§ **INPUT DATA**

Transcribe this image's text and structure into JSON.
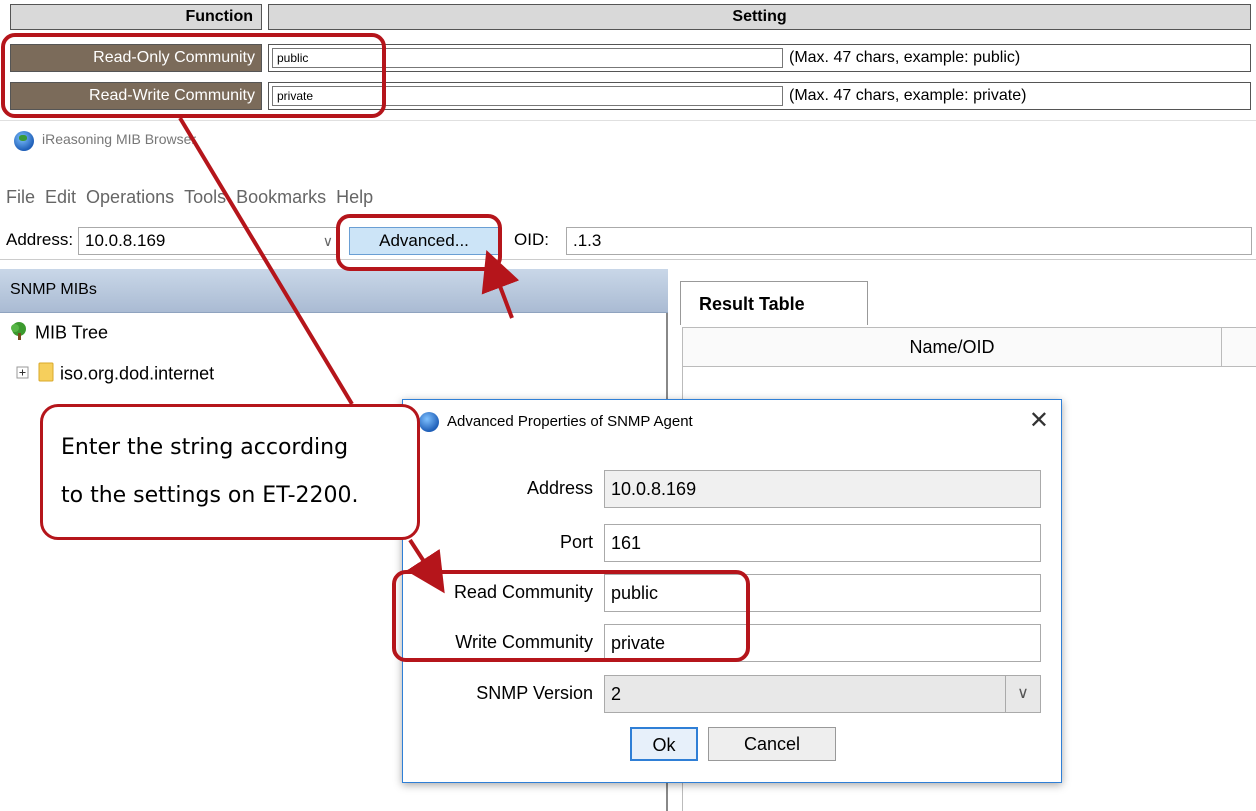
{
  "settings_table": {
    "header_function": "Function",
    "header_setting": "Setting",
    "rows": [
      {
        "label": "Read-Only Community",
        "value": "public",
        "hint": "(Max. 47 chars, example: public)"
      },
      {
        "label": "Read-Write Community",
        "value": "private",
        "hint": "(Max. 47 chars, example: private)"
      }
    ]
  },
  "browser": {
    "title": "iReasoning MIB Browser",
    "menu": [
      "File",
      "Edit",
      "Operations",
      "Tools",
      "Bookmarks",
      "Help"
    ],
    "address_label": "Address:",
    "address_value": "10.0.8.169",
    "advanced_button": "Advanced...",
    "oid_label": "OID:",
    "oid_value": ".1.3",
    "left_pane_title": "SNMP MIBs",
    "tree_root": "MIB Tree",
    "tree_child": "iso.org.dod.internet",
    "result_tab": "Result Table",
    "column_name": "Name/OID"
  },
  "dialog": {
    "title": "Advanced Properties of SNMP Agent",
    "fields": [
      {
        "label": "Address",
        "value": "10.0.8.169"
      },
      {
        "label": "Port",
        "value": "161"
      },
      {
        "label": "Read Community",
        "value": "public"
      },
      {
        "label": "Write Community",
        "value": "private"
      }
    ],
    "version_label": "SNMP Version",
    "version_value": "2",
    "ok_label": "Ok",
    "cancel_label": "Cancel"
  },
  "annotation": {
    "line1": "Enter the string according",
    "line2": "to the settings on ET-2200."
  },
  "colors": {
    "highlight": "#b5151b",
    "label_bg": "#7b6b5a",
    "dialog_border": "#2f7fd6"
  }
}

---

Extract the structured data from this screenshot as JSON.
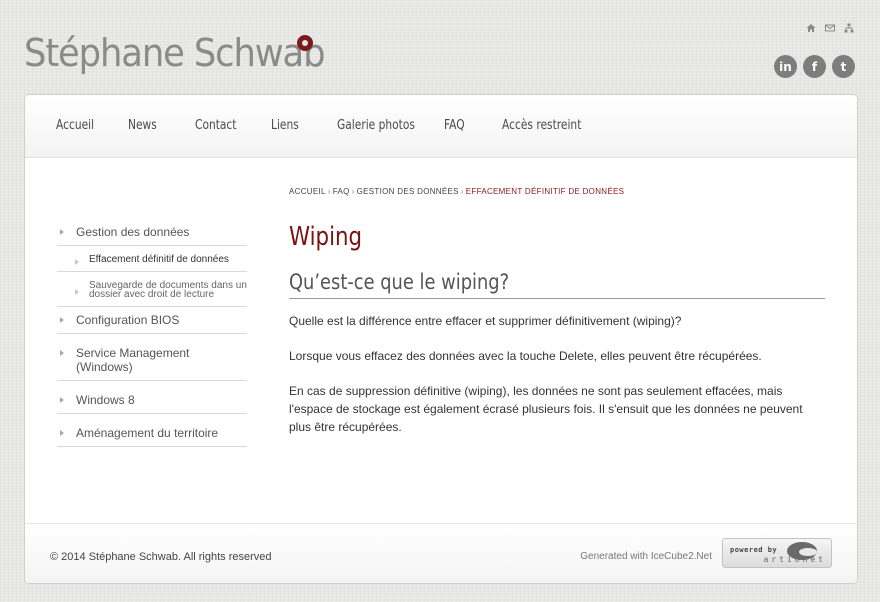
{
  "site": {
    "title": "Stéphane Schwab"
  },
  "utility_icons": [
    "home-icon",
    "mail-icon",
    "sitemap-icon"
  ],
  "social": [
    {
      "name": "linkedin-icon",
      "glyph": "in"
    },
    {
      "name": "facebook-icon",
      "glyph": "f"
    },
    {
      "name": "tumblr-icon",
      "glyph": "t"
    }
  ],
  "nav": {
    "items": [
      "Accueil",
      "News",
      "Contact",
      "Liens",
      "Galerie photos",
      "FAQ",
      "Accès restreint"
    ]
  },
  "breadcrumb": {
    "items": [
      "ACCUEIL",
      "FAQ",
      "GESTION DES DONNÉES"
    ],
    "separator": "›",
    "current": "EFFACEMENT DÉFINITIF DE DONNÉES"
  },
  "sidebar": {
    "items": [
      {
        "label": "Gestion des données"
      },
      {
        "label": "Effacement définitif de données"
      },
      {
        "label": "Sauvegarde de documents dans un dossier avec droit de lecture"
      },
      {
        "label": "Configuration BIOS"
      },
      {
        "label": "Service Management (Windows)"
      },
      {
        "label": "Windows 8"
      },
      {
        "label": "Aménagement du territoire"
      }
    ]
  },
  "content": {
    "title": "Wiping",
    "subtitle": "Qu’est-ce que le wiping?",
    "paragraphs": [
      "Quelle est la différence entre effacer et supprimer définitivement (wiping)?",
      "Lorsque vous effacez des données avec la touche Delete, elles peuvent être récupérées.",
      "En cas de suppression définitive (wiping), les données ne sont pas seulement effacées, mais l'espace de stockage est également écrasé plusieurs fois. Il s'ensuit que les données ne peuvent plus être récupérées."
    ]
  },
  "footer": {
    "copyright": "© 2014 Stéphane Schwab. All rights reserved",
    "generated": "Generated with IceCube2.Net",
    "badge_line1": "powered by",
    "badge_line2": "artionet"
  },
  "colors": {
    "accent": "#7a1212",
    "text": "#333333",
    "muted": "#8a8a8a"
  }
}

§ **THE REQUEST**
Lines of the material that contain the word "private" are to be gathered.

§ **FINAL RESULT**
        "value": "private",
        "hint": "(Max. 47 chars, example: private)"
        "value": "private"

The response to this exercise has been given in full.